#### Set problem:
The records should be written out in full, with nothing altered.

*****

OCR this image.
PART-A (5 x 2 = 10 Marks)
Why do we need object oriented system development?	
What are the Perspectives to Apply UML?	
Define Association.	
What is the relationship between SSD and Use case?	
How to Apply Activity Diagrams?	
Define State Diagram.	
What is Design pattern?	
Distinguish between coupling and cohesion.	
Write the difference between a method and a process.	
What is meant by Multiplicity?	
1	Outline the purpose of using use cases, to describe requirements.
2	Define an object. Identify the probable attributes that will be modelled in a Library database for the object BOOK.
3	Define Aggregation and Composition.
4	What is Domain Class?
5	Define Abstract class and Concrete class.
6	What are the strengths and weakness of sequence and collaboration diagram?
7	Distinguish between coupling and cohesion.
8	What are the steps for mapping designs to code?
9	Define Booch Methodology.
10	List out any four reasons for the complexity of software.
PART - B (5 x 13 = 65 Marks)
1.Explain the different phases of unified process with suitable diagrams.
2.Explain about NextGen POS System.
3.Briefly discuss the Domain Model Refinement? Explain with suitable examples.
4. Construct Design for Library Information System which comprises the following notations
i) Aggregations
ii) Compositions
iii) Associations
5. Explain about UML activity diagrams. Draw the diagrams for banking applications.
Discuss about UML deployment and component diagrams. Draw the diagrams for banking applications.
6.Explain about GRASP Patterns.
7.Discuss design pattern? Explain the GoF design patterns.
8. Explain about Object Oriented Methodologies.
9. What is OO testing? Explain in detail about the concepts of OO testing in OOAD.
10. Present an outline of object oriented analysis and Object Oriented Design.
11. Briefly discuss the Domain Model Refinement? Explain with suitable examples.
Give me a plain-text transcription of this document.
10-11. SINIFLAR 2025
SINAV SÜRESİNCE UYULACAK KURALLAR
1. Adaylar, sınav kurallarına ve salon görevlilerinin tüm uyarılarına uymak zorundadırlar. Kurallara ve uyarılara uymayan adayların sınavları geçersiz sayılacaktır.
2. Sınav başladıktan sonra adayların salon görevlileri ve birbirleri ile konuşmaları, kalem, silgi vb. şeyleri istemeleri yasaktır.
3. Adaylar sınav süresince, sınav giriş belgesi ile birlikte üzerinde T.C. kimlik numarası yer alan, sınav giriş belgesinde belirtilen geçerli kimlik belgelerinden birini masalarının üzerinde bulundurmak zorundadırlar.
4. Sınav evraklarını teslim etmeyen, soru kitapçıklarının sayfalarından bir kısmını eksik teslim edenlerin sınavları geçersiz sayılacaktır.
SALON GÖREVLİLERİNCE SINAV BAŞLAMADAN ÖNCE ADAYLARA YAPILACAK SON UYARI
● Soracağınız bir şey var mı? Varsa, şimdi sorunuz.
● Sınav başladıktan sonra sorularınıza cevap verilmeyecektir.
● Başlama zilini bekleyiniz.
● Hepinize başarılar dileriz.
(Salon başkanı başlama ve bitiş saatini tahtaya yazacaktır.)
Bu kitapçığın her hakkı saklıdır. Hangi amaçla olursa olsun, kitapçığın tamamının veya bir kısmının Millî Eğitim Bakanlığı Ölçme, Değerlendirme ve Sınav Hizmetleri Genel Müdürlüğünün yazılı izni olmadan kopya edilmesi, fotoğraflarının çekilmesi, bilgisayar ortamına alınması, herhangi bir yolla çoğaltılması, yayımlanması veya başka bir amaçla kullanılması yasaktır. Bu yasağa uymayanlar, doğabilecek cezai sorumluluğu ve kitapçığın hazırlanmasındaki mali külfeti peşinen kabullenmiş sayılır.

*****

#### The reply:
OCR this image.
PART-A (5 x 2 = 10 Marks)
Why do we need object oriented system development?	
What are the Perspectives to Apply UML?	
Define Association.	
What is the relationship between SSD and Use case?	
How to Apply Activity Diagrams?	
Define State Diagram.	
What is Design pattern?	
Distinguish between coupling and cohesion.	
Write the difference between a method and a process.	
What is meant by Multiplicity?	
1	Outline the purpose of using use cases, to describe requirements.
2	Define an object. Identify the probable attributes that will be modelled in a Library database for the object BOOK.
3	Define Aggregation and Composition.
4	What is Domain Class?
5	Define Abstract class and Concrete class.
6	What are the strengths and weakness of sequence and collaboration diagram?
7	Distinguish between coupling and cohesion.
8	What are the steps for mapping designs to code?
9	Define Booch Methodology.
10	List out any four reasons for the complexity of software.
PART - B (5 x 13 = 65 Marks)
1.Explain the different phases of unified process with suitable diagrams.
2.Explain about NextGen POS System.
3.Briefly discuss the Domain Model Refinement? Explain with suitable examples.
4. Construct Design for Library Information System which comprises the following notations
i) Aggregations
ii) Compositions
iii) Associations
5. Explain about UML activity diagrams. Draw the diagrams for banking applications.
Discuss about UML deployment and component diagrams. Draw the diagrams for banking applications.
6.Explain about GRASP Patterns.
7.Discuss design pattern? Explain the GoF design patterns.
8. Explain about Object Oriented Methodologies.
9. What is OO testing? Explain in detail about the concepts of OO testing in OOAD.
10. Present an outline of object oriented analysis and Object Oriented Design.
11. Briefly discuss the Domain Model Refinement? Explain with suitable examples.
Give me a plain-text transcription of this document.
10-11. SINIFLAR 2025
SINAV SÜRESİNCE UYULACAK KURALLAR
1. Adaylar, sınav kurallarına ve salon görevlilerinin tüm uyarılarına uymak zorundadırlar. Kurallara ve uyarılara uymayan adayların sınavları geçersiz sayılacaktır.
2. Sınav başladıktan sonra adayların salon görevlileri ve birbirleri ile konuşmaları, kalem, silgi vb. şeyleri istemeleri yasaktır.
3. Adaylar sınav süresince, sınav giriş belgesi ile birlikte üzerinde T.C. kimlik numarası yer alan, sınav giriş belgesinde belirtilen geçerli kimlik belgelerinden birini masalarının üzerinde bulundurmak zorundadırlar.
4. Sınav evraklarını teslim etmeyen, soru kitapçıklarının sayfalarından bir kısmını eksik teslim edenlerin sınavları geçersiz sayılacaktır.
SALON GÖREVLİLERİNCE SINAV BAŞLAMADAN ÖNCE ADAYLARA YAPILACAK SON UYARI
● Soracağınız bir şey var mı? Varsa, şimdi sorunuz.
● Sınav başladıktan sonra sorularınıza cevap verilmeyecektir.
● Başlama zilini bekleyiniz.
● Hepinize başarılar dileriz.
(Salon başkanı başlama ve bitiş saatini tahtaya yazacaktır.)
Bu kitapçığın her hakkı saklıdır. Hangi amaçla olursa olsun, kitapçığın tamamının veya bir kısmının Millî Eğitim Bakanlığı Ölçme, Değerlendirme ve Sınav Hizmetleri Genel Müdürlüğünün yazılı izni olmadan kopya edilmesi, fotoğraflarının çekilmesi, bilgisayar ortamına alınması, herhangi bir yolla çoğaltılması, yayımlanması veya başka bir amaçla kullanılması yasaktır. Bu yasağa uymayanlar, doğabilecek cezai sorumluluğu ve kitapçığın hazırlanmasındaki mali külfeti peşinen kabullenmiş sayılır.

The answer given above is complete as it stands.